• [Items from a data source]
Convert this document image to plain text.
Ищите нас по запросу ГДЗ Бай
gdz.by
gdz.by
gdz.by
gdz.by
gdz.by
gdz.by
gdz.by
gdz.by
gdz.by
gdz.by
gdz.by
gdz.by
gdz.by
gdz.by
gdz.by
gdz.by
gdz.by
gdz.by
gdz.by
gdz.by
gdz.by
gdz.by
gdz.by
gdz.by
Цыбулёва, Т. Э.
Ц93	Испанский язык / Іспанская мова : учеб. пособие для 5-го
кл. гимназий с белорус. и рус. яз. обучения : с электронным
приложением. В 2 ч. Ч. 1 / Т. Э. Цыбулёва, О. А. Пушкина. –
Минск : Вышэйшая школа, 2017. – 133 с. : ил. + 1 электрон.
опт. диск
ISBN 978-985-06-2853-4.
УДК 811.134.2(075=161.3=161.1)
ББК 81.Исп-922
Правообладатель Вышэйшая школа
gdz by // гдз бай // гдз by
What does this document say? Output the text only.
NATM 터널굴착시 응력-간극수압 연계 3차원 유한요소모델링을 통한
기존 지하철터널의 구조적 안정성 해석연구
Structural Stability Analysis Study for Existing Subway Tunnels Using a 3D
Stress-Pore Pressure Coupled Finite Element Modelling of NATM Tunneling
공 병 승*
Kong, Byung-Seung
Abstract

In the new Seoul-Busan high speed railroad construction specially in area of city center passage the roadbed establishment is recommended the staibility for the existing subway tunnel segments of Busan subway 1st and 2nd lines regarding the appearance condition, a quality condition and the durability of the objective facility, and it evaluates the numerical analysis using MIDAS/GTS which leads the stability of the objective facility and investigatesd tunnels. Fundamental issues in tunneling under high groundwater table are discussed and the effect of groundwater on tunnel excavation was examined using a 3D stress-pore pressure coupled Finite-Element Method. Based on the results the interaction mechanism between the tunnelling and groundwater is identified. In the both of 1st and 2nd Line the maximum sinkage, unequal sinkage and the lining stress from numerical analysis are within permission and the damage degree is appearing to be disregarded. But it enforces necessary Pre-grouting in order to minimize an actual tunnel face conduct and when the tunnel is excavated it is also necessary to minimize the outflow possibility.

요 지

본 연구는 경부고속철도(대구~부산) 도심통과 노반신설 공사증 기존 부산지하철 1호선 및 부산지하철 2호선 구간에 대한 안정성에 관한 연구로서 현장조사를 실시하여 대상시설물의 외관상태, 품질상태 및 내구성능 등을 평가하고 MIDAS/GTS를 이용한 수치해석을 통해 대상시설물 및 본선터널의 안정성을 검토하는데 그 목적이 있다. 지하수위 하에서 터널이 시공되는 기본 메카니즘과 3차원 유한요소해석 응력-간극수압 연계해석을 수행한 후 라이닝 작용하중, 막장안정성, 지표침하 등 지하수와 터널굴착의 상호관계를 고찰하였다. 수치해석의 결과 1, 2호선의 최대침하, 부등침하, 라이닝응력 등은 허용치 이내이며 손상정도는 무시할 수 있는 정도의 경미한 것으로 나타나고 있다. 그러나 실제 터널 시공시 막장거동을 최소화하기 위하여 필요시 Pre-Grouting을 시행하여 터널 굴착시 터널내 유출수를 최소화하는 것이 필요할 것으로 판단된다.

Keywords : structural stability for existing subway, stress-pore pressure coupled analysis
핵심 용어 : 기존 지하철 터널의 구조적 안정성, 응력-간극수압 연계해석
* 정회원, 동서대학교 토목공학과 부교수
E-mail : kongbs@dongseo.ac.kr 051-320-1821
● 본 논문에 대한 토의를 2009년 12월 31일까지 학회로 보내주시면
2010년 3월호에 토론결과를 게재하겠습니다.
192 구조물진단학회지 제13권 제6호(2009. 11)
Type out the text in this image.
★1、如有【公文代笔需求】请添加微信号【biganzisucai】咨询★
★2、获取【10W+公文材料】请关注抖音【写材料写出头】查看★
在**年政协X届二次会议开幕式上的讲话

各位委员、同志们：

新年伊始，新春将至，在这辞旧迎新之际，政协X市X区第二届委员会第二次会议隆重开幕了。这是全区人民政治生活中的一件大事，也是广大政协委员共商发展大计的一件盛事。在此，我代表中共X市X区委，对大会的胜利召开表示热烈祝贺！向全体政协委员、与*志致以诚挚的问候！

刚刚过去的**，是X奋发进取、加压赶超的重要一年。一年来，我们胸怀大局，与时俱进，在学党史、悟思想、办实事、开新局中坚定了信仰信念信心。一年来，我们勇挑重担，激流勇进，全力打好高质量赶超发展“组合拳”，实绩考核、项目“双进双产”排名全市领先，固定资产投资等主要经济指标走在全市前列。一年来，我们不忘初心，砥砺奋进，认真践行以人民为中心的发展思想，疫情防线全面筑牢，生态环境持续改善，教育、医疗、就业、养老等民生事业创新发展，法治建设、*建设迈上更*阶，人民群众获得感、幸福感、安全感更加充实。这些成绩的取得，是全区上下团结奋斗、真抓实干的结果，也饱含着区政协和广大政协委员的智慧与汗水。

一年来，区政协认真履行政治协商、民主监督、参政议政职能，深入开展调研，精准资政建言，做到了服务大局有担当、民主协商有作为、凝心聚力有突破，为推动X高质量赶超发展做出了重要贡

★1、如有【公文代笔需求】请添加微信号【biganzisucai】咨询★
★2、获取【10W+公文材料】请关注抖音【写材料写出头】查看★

• [Goal] Every entry must be output again, exactly as written above.

• [Output for this task]
Convert this document image to plain text.
Ищите нас по запросу ГДЗ Бай
gdz.by
gdz.by
gdz.by
gdz.by
gdz.by
gdz.by
gdz.by
gdz.by
gdz.by
gdz.by
gdz.by
gdz.by
gdz.by
gdz.by
gdz.by
gdz.by
gdz.by
gdz.by
gdz.by
gdz.by
gdz.by
gdz.by
gdz.by
gdz.by
Цыбулёва, Т. Э.
Ц93	Испанский язык / Іспанская мова : учеб. пособие для 5-го
кл. гимназий с белорус. и рус. яз. обучения : с электронным
приложением. В 2 ч. Ч. 1 / Т. Э. Цыбулёва, О. А. Пушкина. –
Минск : Вышэйшая школа, 2017. – 133 с. : ил. + 1 электрон.
опт. диск
ISBN 978-985-06-2853-4.
УДК 811.134.2(075=161.3=161.1)
ББК 81.Исп-922
Правообладатель Вышэйшая школа
gdz by // гдз бай // гдз by
What does this document say? Output the text only.
NATM 터널굴착시 응력-간극수압 연계 3차원 유한요소모델링을 통한
기존 지하철터널의 구조적 안정성 해석연구
Structural Stability Analysis Study for Existing Subway Tunnels Using a 3D
Stress-Pore Pressure Coupled Finite Element Modelling of NATM Tunneling
공 병 승*
Kong, Byung-Seung
Abstract

In the new Seoul-Busan high speed railroad construction specially in area of city center passage the roadbed establishment is recommended the staibility for the existing subway tunnel segments of Busan subway 1st and 2nd lines regarding the appearance condition, a quality condition and the durability of the objective facility, and it evaluates the numerical analysis using MIDAS/GTS which leads the stability of the objective facility and investigatesd tunnels. Fundamental issues in tunneling under high groundwater table are discussed and the effect of groundwater on tunnel excavation was examined using a 3D stress-pore pressure coupled Finite-Element Method. Based on the results the interaction mechanism between the tunnelling and groundwater is identified. In the both of 1st and 2nd Line the maximum sinkage, unequal sinkage and the lining stress from numerical analysis are within permission and the damage degree is appearing to be disregarded. But it enforces necessary Pre-grouting in order to minimize an actual tunnel face conduct and when the tunnel is excavated it is also necessary to minimize the outflow possibility.

요 지

본 연구는 경부고속철도(대구~부산) 도심통과 노반신설 공사증 기존 부산지하철 1호선 및 부산지하철 2호선 구간에 대한 안정성에 관한 연구로서 현장조사를 실시하여 대상시설물의 외관상태, 품질상태 및 내구성능 등을 평가하고 MIDAS/GTS를 이용한 수치해석을 통해 대상시설물 및 본선터널의 안정성을 검토하는데 그 목적이 있다. 지하수위 하에서 터널이 시공되는 기본 메카니즘과 3차원 유한요소해석 응력-간극수압 연계해석을 수행한 후 라이닝 작용하중, 막장안정성, 지표침하 등 지하수와 터널굴착의 상호관계를 고찰하였다. 수치해석의 결과 1, 2호선의 최대침하, 부등침하, 라이닝응력 등은 허용치 이내이며 손상정도는 무시할 수 있는 정도의 경미한 것으로 나타나고 있다. 그러나 실제 터널 시공시 막장거동을 최소화하기 위하여 필요시 Pre-Grouting을 시행하여 터널 굴착시 터널내 유출수를 최소화하는 것이 필요할 것으로 판단된다.

Keywords : structural stability for existing subway, stress-pore pressure coupled analysis
핵심 용어 : 기존 지하철 터널의 구조적 안정성, 응력-간극수압 연계해석
* 정회원, 동서대학교 토목공학과 부교수
E-mail : kongbs@dongseo.ac.kr 051-320-1821
● 본 논문에 대한 토의를 2009년 12월 31일까지 학회로 보내주시면
2010년 3월호에 토론결과를 게재하겠습니다.
192 구조물진단학회지 제13권 제6호(2009. 11)
Type out the text in this image.
★1、如有【公文代笔需求】请添加微信号【biganzisucai】咨询★
★2、获取【10W+公文材料】请关注抖音【写材料写出头】查看★
在**年政协X届二次会议开幕式上的讲话

各位委员、同志们：

新年伊始，新春将至，在这辞旧迎新之际，政协X市X区第二届委员会第二次会议隆重开幕了。这是全区人民政治生活中的一件大事，也是广大政协委员共商发展大计的一件盛事。在此，我代表中共X市X区委，对大会的胜利召开表示热烈祝贺！向全体政协委员、与*志致以诚挚的问候！

刚刚过去的**，是X奋发进取、加压赶超的重要一年。一年来，我们胸怀大局，与时俱进，在学党史、悟思想、办实事、开新局中坚定了信仰信念信心。一年来，我们勇挑重担，激流勇进，全力打好高质量赶超发展“组合拳”，实绩考核、项目“双进双产”排名全市领先，固定资产投资等主要经济指标走在全市前列。一年来，我们不忘初心，砥砺奋进，认真践行以人民为中心的发展思想，疫情防线全面筑牢，生态环境持续改善，教育、医疗、就业、养老等民生事业创新发展，法治建设、*建设迈上更*阶，人民群众获得感、幸福感、安全感更加充实。这些成绩的取得，是全区上下团结奋斗、真抓实干的结果，也饱含着区政协和广大政协委员的智慧与汗水。

一年来，区政协认真履行政治协商、民主监督、参政议政职能，深入开展调研，精准资政建言，做到了服务大局有担当、民主协商有作为、凝心聚力有突破，为推动X高质量赶超发展做出了重要贡

★1、如有【公文代笔需求】请添加微信号【biganzisucai】咨询★
★2、获取【10W+公文材料】请关注抖音【写材料写出头】查看★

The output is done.